Important Implementation Notes

  1. Guaranteed QoS: Always set resources.requests equal to resources.limits. This ensures the Pod gets Guaranteed Quality of Service (QoS) and is less likely to be evicted.
  2. Scheduling: The nodeSelector and tolerations in the example ensure the pods are scheduled on the dedicated Postgres worker nodes.
  3. Secrets: Use Sealed Secrets to manage the database username and password referenced in the bootstrap.initdb.secret.

Database Management

Declarative Schema Management

Manage your database schema declaratively using the Database resource. We recommend creating a dedicated schema for your application rather than using the public schema.

apiVersion: postgresql.cnpg.io/v1
kind: Database
metadata:
  name: indexer
spec:
  name: indexer
  owner: indexer
  schemas:
    - name: indexer
      ensure: present
      owner: indexer
  cluster:
    name: satoshi-staging

Backup & Recovery

Scheduled Base Backups

Configure a ScheduledBackup resource to perform periodic base backups (e.g., weekly).

apiVersion: postgresql.cnpg.io/v1
kind: ScheduledBackup
metadata:
  name: satoshi-staging-base-backup
spec:
  immediate: true
  schedule: "0 0 0 * * 0" # Every Sunday at midnight
  backupOwnerReference: self
  method: plugin
  target: prefer-standby
  cluster:
    name: satoshi-staging
  pluginConfiguration:
    name: barman-cloud.cloudnative-pg.io

On-Demand Base Backups

To trigger a backup manually (e.g., after initial data load), use the Backup resource:

apiVersion: postgresql.cnpg.io/v1
kind: Backup
metadata:
  name: staging-pg-on-demand-one
spec:
  method: plugin
  pluginConfiguration:
    name: barman-cloud.cloudnative-pg.io
  cluster:
    name: satoshi-staging

You can verify the backup status by checking this resource. While the cnpg CLI supports imperative backups, the declarative approach is recommended for audit trails and GitOps workflows.

Monitoring

To enable Prometheus metrics collection, create a PodMonitor resource. This allows you to visualize cluster health in Grafana.

apiVersion: monitoring.coreos.com/v1
kind: PodMonitor
metadata:
  name: satoshi-staging-monitor
  labels:
    release: kube360
spec:
  selector:
    matchLabels:
      cnpg.io/cluster: satoshi-staging
  podMetricsEndpoints:
  - port: metrics

■ Available data ■
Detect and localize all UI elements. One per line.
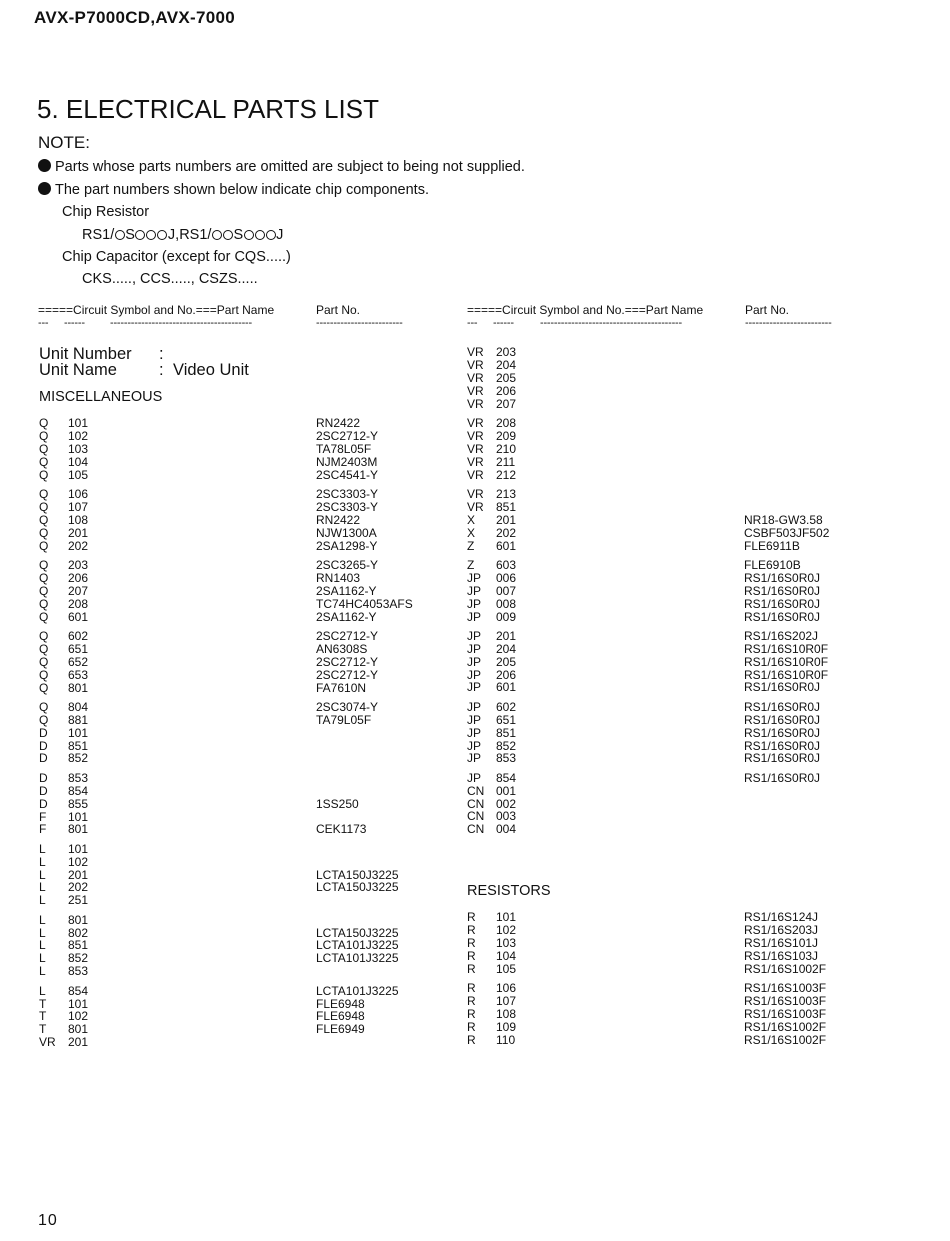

■ Directions ■
a: Answer these questions from the Postgres guide, one answer per line, each marked like its question.
(i) To which setting should resources.requests always be set equal?
(ii) According to the comment on the schedule line, when do the scheduled base backups run?
(iii) In which tool does the text say cluster health can be visualized once metrics are collected?
b: Copy out the part of the Postgres guide that begins at the words "Important Implementation Notes" and stops after the words "in the bootstrap.initdb.secret.".

■ Task-by-task results ■
a:
(i) resources.limits
(ii) Every Sunday at midnight
(iii) Grafana

b:
Important Implementation Notes

  1. Guaranteed QoS: Always set resources.requests equal to resources.limits. This ensures the Pod gets Guaranteed Quality of Service (QoS) and is less likely to be evicted.
  2. Scheduling: The nodeSelector and tolerations in the example ensure the pods are scheduled on the dedicated Postgres worker nodes.
  3. Secrets: Use Sealed Secrets to manage the database username and password referenced in the bootstrap.initdb.secret.